◆ What this task involves ◆
The answer is one number: how many lines in the data below hold "Read".

*** Opening of Source material ***

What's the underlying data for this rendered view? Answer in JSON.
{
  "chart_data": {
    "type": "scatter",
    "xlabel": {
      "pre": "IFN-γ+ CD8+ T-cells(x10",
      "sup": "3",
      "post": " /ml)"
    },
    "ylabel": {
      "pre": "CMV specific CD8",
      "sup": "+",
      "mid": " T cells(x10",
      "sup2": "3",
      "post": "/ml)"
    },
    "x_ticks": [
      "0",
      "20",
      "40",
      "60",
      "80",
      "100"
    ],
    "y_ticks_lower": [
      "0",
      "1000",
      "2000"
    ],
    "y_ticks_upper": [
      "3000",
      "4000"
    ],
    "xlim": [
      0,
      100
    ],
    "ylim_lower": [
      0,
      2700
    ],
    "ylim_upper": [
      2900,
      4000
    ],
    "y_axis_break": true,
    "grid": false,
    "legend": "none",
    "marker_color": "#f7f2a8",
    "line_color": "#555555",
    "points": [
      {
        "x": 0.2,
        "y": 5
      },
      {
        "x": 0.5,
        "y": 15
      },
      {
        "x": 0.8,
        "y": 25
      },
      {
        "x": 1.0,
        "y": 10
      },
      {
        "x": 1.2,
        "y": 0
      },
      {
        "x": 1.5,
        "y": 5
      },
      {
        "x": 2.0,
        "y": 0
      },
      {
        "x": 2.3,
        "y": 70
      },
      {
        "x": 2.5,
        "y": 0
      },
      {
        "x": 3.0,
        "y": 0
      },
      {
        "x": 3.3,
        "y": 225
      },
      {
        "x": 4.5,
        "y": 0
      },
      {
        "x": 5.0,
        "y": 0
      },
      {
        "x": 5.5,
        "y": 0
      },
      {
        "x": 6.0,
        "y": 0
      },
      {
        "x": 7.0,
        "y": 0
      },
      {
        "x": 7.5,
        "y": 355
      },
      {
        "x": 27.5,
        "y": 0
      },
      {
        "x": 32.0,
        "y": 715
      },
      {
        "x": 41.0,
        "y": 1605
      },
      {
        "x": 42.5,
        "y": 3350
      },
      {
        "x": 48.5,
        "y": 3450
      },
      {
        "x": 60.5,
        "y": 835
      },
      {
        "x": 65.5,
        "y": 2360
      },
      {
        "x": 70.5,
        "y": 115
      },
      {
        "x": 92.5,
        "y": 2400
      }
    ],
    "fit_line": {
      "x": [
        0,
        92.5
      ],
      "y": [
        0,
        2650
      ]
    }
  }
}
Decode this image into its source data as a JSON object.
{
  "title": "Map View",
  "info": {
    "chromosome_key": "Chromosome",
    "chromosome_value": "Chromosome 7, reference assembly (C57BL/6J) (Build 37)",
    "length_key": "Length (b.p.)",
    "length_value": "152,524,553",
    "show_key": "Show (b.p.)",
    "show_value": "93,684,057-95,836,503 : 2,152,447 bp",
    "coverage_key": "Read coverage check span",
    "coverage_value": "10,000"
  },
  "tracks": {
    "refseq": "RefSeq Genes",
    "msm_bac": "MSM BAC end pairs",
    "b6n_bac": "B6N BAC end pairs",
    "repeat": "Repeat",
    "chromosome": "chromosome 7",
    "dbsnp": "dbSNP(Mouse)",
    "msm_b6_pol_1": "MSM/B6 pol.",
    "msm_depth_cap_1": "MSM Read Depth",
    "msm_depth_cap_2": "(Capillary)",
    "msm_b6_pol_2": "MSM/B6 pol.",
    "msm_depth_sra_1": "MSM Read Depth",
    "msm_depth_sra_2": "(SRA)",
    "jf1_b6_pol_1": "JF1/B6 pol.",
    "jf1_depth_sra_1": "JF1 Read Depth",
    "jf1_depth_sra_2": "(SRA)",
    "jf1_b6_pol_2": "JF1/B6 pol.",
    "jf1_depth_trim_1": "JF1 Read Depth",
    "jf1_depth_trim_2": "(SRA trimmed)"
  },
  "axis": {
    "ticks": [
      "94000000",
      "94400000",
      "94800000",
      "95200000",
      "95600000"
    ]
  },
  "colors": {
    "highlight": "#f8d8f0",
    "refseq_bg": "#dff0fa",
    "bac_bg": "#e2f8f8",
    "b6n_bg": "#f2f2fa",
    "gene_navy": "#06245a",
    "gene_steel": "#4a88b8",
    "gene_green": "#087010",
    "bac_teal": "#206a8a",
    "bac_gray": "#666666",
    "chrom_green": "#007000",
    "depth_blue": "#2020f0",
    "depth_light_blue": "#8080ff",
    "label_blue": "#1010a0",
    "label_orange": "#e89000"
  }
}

*** Close of Source material ***

◆ Response below ◆
5